DATASET ROWS:
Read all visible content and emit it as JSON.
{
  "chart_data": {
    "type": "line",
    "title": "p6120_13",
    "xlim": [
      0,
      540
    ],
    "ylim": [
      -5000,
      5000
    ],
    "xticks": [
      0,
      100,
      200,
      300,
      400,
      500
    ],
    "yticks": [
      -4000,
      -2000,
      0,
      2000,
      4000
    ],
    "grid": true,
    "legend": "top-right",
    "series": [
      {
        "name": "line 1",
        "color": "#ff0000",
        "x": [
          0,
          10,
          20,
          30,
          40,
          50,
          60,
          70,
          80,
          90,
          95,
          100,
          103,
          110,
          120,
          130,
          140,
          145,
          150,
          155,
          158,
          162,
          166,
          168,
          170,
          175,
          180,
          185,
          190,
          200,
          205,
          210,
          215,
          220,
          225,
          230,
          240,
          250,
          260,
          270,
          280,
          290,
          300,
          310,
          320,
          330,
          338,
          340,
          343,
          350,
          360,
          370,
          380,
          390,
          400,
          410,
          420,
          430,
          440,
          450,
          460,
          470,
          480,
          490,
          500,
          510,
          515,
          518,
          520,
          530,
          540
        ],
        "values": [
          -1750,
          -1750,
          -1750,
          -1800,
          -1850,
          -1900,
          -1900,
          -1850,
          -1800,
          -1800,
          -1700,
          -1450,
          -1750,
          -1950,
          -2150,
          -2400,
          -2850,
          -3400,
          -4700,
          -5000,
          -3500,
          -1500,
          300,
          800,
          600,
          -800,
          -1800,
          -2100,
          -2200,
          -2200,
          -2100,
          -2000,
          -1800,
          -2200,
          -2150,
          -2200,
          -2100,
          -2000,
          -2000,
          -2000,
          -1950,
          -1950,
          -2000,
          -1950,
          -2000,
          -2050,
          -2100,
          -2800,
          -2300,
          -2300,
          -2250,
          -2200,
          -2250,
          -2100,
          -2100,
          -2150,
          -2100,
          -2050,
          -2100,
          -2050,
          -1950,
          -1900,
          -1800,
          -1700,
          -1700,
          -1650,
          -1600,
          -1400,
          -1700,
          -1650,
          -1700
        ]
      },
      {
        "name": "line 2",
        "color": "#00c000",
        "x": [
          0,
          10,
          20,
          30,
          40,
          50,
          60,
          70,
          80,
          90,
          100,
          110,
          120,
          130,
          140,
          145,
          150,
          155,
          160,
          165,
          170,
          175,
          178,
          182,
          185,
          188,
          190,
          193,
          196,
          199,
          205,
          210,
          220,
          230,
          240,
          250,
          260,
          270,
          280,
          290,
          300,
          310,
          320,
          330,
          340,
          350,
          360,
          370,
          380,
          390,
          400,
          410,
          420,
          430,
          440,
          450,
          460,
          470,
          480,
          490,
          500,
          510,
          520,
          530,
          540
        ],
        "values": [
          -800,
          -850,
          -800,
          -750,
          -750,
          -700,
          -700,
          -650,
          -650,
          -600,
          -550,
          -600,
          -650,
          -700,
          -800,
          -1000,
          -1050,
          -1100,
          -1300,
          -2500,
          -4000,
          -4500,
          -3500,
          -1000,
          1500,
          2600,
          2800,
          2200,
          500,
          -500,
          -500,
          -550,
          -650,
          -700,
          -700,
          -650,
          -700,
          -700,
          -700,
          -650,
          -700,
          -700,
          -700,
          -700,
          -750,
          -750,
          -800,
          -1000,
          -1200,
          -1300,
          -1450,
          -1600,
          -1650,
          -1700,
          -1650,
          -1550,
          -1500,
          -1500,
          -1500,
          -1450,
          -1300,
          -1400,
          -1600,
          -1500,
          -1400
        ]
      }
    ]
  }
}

SET PROBLEM:
Each record above should be restated word for word.

EXERCISE OUTPUT:
Read all visible content and emit it as JSON.
{
  "chart_data": {
    "type": "line",
    "title": "p6120_13",
    "xlim": [
      0,
      540
    ],
    "ylim": [
      -5000,
      5000
    ],
    "xticks": [
      0,
      100,
      200,
      300,
      400,
      500
    ],
    "yticks": [
      -4000,
      -2000,
      0,
      2000,
      4000
    ],
    "grid": true,
    "legend": "top-right",
    "series": [
      {
        "name": "line 1",
        "color": "#ff0000",
        "x": [
          0,
          10,
          20,
          30,
          40,
          50,
          60,
          70,
          80,
          90,
          95,
          100,
          103,
          110,
          120,
          130,
          140,
          145,
          150,
          155,
          158,
          162,
          166,
          168,
          170,
          175,
          180,
          185,
          190,
          200,
          205,
          210,
          215,
          220,
          225,
          230,
          240,
          250,
          260,
          270,
          280,
          290,
          300,
          310,
          320,
          330,
          338,
          340,
          343,
          350,
          360,
          370,
          380,
          390,
          400,
          410,
          420,
          430,
          440,
          450,
          460,
          470,
          480,
          490,
          500,
          510,
          515,
          518,
          520,
          530,
          540
        ],
        "values": [
          -1750,
          -1750,
          -1750,
          -1800,
          -1850,
          -1900,
          -1900,
          -1850,
          -1800,
          -1800,
          -1700,
          -1450,
          -1750,
          -1950,
          -2150,
          -2400,
          -2850,
          -3400,
          -4700,
          -5000,
          -3500,
          -1500,
          300,
          800,
          600,
          -800,
          -1800,
          -2100,
          -2200,
          -2200,
          -2100,
          -2000,
          -1800,
          -2200,
          -2150,
          -2200,
          -2100,
          -2000,
          -2000,
          -2000,
          -1950,
          -1950,
          -2000,
          -1950,
          -2000,
          -2050,
          -2100,
          -2800,
          -2300,
          -2300,
          -2250,
          -2200,
          -2250,
          -2100,
          -2100,
          -2150,
          -2100,
          -2050,
          -2100,
          -2050,
          -1950,
          -1900,
          -1800,
          -1700,
          -1700,
          -1650,
          -1600,
          -1400,
          -1700,
          -1650,
          -1700
        ]
      },
      {
        "name": "line 2",
        "color": "#00c000",
        "x": [
          0,
          10,
          20,
          30,
          40,
          50,
          60,
          70,
          80,
          90,
          100,
          110,
          120,
          130,
          140,
          145,
          150,
          155,
          160,
          165,
          170,
          175,
          178,
          182,
          185,
          188,
          190,
          193,
          196,
          199,
          205,
          210,
          220,
          230,
          240,
          250,
          260,
          270,
          280,
          290,
          300,
          310,
          320,
          330,
          340,
          350,
          360,
          370,
          380,
          390,
          400,
          410,
          420,
          430,
          440,
          450,
          460,
          470,
          480,
          490,
          500,
          510,
          520,
          530,
          540
        ],
        "values": [
          -800,
          -850,
          -800,
          -750,
          -750,
          -700,
          -700,
          -650,
          -650,
          -600,
          -550,
          -600,
          -650,
          -700,
          -800,
          -1000,
          -1050,
          -1100,
          -1300,
          -2500,
          -4000,
          -4500,
          -3500,
          -1000,
          1500,
          2600,
          2800,
          2200,
          500,
          -500,
          -500,
          -550,
          -650,
          -700,
          -700,
          -650,
          -700,
          -700,
          -700,
          -650,
          -700,
          -700,
          -700,
          -700,
          -750,
          -750,
          -800,
          -1000,
          -1200,
          -1300,
          -1450,
          -1600,
          -1650,
          -1700,
          -1650,
          -1550,
          -1500,
          -1500,
          -1500,
          -1450,
          -1300,
          -1400,
          -1600,
          -1500,
          -1400
        ]
      }
    ]
  }
}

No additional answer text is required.